Raw data -

· · ·

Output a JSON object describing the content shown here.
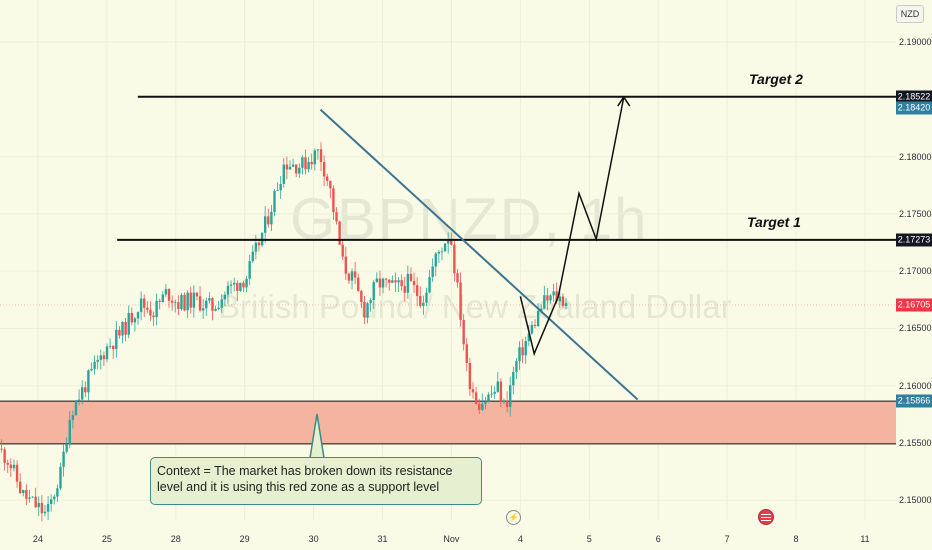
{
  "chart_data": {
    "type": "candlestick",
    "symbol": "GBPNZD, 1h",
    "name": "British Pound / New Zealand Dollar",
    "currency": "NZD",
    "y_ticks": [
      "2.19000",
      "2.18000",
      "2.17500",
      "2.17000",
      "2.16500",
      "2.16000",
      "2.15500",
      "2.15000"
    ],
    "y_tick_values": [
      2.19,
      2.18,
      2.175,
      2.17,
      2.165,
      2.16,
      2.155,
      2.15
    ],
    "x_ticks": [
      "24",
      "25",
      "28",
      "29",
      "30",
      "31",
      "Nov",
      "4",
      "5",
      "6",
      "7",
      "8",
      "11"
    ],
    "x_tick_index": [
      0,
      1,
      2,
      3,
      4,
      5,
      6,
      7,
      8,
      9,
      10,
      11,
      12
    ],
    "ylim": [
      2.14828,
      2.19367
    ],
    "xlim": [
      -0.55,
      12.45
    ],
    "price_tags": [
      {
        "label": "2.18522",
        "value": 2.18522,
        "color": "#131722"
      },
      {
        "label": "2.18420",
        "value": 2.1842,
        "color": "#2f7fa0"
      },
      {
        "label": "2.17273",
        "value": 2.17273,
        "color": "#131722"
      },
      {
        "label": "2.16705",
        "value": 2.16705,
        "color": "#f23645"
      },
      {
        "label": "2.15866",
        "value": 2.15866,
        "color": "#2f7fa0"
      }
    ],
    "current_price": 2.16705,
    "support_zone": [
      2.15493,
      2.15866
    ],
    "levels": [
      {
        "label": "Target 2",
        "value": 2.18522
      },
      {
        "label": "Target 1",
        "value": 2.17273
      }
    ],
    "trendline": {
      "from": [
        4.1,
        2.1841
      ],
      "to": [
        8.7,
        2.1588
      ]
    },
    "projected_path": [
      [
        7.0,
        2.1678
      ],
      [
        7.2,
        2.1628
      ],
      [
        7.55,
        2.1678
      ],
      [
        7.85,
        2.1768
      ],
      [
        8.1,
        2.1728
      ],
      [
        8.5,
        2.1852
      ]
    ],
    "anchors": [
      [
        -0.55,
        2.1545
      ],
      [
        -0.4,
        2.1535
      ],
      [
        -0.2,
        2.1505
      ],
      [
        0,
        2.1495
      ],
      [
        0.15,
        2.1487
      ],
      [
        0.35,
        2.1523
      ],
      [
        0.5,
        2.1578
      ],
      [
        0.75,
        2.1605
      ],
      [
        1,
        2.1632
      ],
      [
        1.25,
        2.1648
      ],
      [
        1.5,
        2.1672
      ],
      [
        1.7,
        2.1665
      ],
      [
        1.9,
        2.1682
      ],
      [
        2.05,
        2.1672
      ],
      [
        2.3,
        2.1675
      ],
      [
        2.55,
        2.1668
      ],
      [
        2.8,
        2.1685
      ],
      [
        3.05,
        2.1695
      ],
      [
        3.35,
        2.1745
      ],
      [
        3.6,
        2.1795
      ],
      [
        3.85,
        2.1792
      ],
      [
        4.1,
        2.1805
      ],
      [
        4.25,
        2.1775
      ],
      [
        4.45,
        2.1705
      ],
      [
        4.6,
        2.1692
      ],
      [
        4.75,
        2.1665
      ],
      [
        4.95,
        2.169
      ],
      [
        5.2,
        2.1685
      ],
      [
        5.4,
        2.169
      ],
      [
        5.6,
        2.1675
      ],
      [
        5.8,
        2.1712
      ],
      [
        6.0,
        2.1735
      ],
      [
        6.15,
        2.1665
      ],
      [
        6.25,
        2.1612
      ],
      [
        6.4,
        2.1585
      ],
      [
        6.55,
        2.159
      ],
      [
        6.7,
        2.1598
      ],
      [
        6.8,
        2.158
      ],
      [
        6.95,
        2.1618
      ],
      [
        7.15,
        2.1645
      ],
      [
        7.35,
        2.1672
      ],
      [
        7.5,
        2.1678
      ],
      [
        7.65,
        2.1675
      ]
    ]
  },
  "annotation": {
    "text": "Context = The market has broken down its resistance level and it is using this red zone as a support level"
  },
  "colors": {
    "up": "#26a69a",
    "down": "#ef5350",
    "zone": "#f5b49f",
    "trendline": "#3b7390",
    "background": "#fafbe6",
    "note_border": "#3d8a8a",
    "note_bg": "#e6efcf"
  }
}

· · ·

Work to be completed - Could you repeat all of the material exactly? Pictures should not be copied.

Solution to this exercise -
Output a JSON object describing the content shown here.
{
  "chart_data": {
    "type": "candlestick",
    "symbol": "GBPNZD, 1h",
    "name": "British Pound / New Zealand Dollar",
    "currency": "NZD",
    "y_ticks": [
      "2.19000",
      "2.18000",
      "2.17500",
      "2.17000",
      "2.16500",
      "2.16000",
      "2.15500",
      "2.15000"
    ],
    "y_tick_values": [
      2.19,
      2.18,
      2.175,
      2.17,
      2.165,
      2.16,
      2.155,
      2.15
    ],
    "x_ticks": [
      "24",
      "25",
      "28",
      "29",
      "30",
      "31",
      "Nov",
      "4",
      "5",
      "6",
      "7",
      "8",
      "11"
    ],
    "x_tick_index": [
      0,
      1,
      2,
      3,
      4,
      5,
      6,
      7,
      8,
      9,
      10,
      11,
      12
    ],
    "ylim": [
      2.14828,
      2.19367
    ],
    "xlim": [
      -0.55,
      12.45
    ],
    "price_tags": [
      {
        "label": "2.18522",
        "value": 2.18522,
        "color": "#131722"
      },
      {
        "label": "2.18420",
        "value": 2.1842,
        "color": "#2f7fa0"
      },
      {
        "label": "2.17273",
        "value": 2.17273,
        "color": "#131722"
      },
      {
        "label": "2.16705",
        "value": 2.16705,
        "color": "#f23645"
      },
      {
        "label": "2.15866",
        "value": 2.15866,
        "color": "#2f7fa0"
      }
    ],
    "current_price": 2.16705,
    "support_zone": [
      2.15493,
      2.15866
    ],
    "levels": [
      {
        "label": "Target 2",
        "value": 2.18522
      },
      {
        "label": "Target 1",
        "value": 2.17273
      }
    ],
    "trendline": {
      "from": [
        4.1,
        2.1841
      ],
      "to": [
        8.7,
        2.1588
      ]
    },
    "projected_path": [
      [
        7.0,
        2.1678
      ],
      [
        7.2,
        2.1628
      ],
      [
        7.55,
        2.1678
      ],
      [
        7.85,
        2.1768
      ],
      [
        8.1,
        2.1728
      ],
      [
        8.5,
        2.1852
      ]
    ],
    "anchors": [
      [
        -0.55,
        2.1545
      ],
      [
        -0.4,
        2.1535
      ],
      [
        -0.2,
        2.1505
      ],
      [
        0,
        2.1495
      ],
      [
        0.15,
        2.1487
      ],
      [
        0.35,
        2.1523
      ],
      [
        0.5,
        2.1578
      ],
      [
        0.75,
        2.1605
      ],
      [
        1,
        2.1632
      ],
      [
        1.25,
        2.1648
      ],
      [
        1.5,
        2.1672
      ],
      [
        1.7,
        2.1665
      ],
      [
        1.9,
        2.1682
      ],
      [
        2.05,
        2.1672
      ],
      [
        2.3,
        2.1675
      ],
      [
        2.55,
        2.1668
      ],
      [
        2.8,
        2.1685
      ],
      [
        3.05,
        2.1695
      ],
      [
        3.35,
        2.1745
      ],
      [
        3.6,
        2.1795
      ],
      [
        3.85,
        2.1792
      ],
      [
        4.1,
        2.1805
      ],
      [
        4.25,
        2.1775
      ],
      [
        4.45,
        2.1705
      ],
      [
        4.6,
        2.1692
      ],
      [
        4.75,
        2.1665
      ],
      [
        4.95,
        2.169
      ],
      [
        5.2,
        2.1685
      ],
      [
        5.4,
        2.169
      ],
      [
        5.6,
        2.1675
      ],
      [
        5.8,
        2.1712
      ],
      [
        6.0,
        2.1735
      ],
      [
        6.15,
        2.1665
      ],
      [
        6.25,
        2.1612
      ],
      [
        6.4,
        2.1585
      ],
      [
        6.55,
        2.159
      ],
      [
        6.7,
        2.1598
      ],
      [
        6.8,
        2.158
      ],
      [
        6.95,
        2.1618
      ],
      [
        7.15,
        2.1645
      ],
      [
        7.35,
        2.1672
      ],
      [
        7.5,
        2.1678
      ],
      [
        7.65,
        2.1675
      ]
    ]
  },
  "annotation": {
    "text": "Context = The market has broken down its resistance level and it is using this red zone as a support level"
  },
  "colors": {
    "up": "#26a69a",
    "down": "#ef5350",
    "zone": "#f5b49f",
    "trendline": "#3b7390",
    "background": "#fafbe6",
    "note_border": "#3d8a8a",
    "note_bg": "#e6efcf"
  }
}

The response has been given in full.